■ Task directions
Wherever a line in the records below contains "GWSS", copy that line.

(Page content records)
————————

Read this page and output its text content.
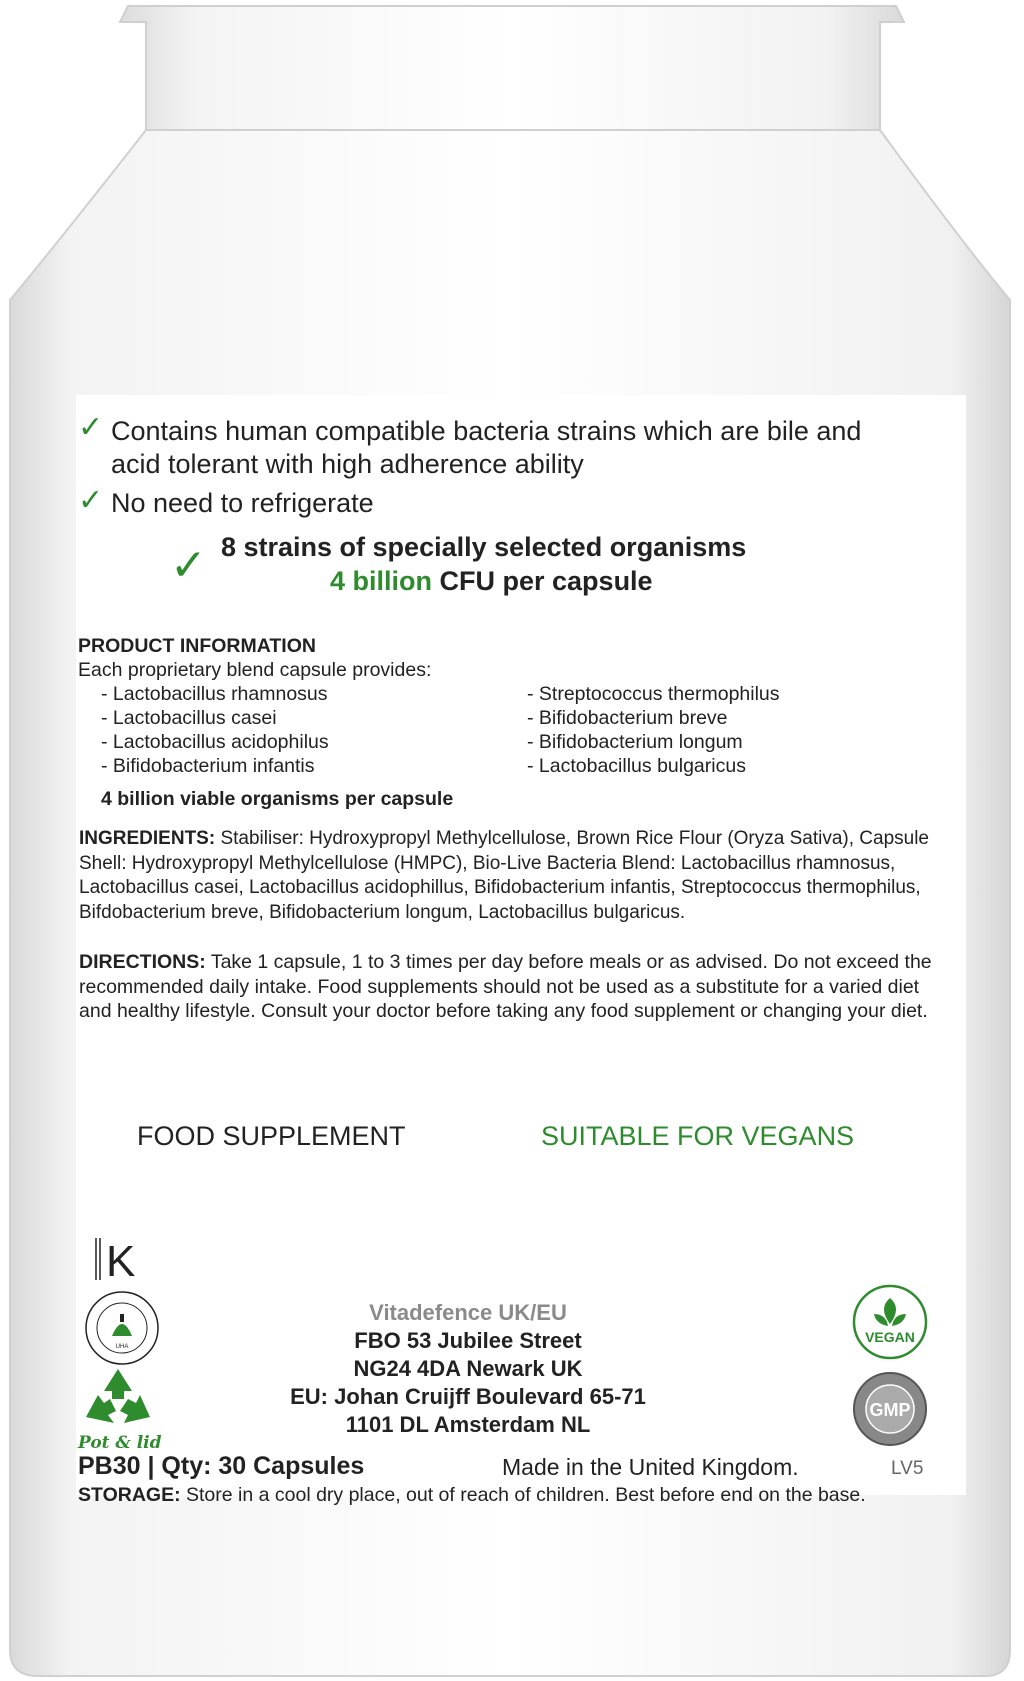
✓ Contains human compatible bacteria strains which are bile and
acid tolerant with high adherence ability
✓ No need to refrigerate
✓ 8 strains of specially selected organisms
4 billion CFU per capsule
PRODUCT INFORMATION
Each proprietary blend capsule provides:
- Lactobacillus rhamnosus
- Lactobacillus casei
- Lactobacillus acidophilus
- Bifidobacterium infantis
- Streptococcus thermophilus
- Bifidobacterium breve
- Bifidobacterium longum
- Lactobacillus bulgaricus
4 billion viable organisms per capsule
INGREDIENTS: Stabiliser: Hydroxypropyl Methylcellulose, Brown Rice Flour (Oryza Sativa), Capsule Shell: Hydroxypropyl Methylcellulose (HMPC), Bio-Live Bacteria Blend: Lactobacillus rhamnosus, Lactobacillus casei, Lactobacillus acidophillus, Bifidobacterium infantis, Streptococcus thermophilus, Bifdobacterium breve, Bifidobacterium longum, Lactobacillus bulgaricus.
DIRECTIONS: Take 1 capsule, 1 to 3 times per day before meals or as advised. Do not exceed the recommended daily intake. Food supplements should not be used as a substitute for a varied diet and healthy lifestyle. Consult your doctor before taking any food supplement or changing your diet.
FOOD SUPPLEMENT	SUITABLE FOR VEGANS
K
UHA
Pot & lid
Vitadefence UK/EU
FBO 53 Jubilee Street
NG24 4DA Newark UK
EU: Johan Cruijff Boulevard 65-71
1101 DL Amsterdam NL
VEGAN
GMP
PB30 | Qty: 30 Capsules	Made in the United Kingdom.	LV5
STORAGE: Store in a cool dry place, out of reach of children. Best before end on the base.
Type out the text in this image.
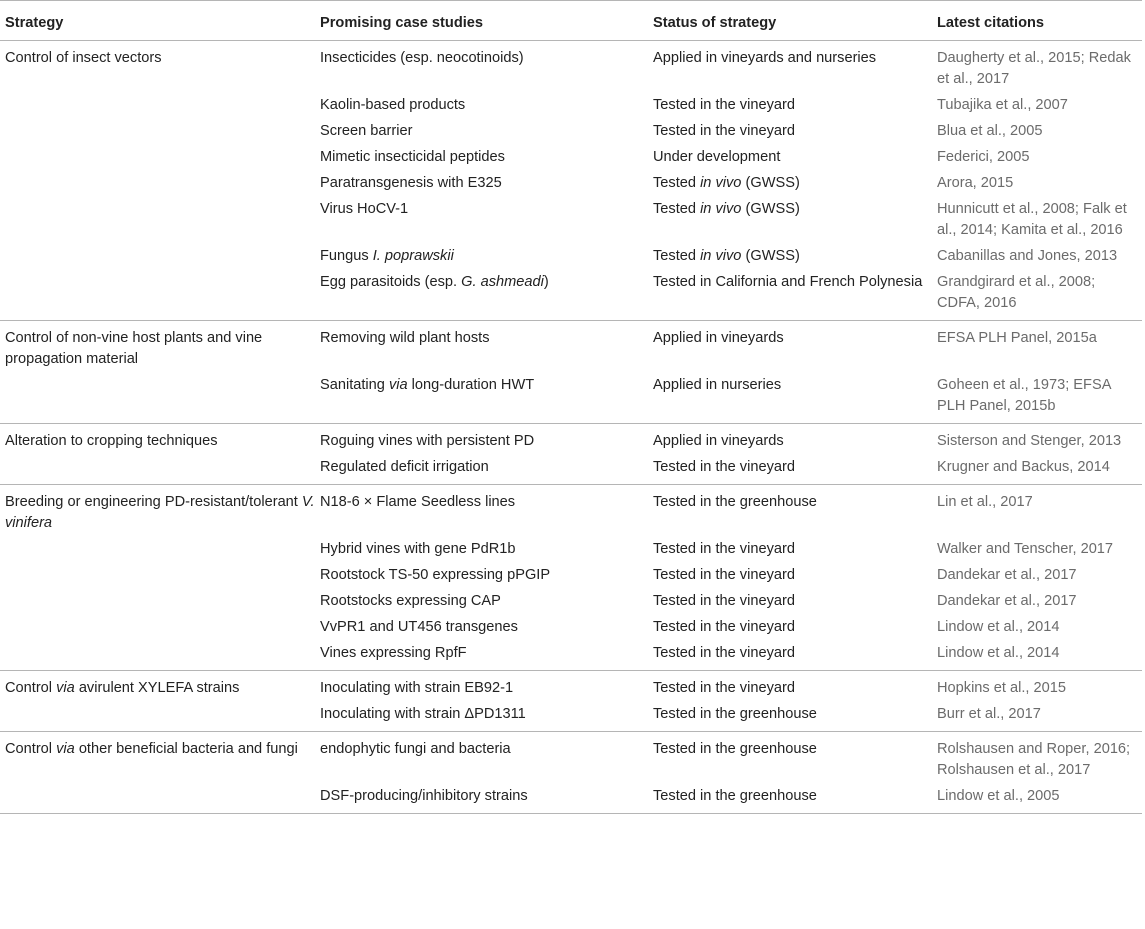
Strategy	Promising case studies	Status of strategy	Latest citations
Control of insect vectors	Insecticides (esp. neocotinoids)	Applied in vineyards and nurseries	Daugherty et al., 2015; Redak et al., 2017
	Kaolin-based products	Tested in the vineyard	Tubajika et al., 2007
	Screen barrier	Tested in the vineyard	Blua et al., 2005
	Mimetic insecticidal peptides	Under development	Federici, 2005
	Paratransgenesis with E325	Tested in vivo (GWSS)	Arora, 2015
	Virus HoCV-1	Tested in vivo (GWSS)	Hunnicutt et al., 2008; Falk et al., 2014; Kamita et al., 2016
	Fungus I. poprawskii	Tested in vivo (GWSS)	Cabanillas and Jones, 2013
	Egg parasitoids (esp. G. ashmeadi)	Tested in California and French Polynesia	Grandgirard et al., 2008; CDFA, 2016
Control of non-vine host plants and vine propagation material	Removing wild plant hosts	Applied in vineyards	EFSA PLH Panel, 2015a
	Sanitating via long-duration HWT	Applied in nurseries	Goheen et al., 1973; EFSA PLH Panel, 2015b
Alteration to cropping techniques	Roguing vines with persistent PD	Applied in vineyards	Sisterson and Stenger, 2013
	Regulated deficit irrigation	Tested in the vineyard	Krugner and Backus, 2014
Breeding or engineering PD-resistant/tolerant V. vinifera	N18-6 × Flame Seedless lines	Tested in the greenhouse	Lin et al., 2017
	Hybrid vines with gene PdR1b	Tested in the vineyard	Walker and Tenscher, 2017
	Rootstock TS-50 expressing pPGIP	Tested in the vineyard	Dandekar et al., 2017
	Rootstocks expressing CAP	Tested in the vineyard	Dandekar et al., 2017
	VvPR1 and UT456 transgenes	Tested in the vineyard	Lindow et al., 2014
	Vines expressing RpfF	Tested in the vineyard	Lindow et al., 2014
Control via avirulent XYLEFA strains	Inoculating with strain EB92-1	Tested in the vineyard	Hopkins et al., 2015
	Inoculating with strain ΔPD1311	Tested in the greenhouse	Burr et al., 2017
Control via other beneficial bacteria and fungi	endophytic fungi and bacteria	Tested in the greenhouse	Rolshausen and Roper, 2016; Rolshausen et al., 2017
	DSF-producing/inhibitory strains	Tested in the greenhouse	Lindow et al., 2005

————————

■ Solution to the problem
	Paratransgenesis with E325	Tested in vivo (GWSS)	Arora, 2015
	Virus HoCV-1	Tested in vivo (GWSS)	Hunnicutt et al., 2008; Falk et al., 2014; Kamita et al., 2016
	Fungus I. poprawskii	Tested in vivo (GWSS)	Cabanillas and Jones, 2013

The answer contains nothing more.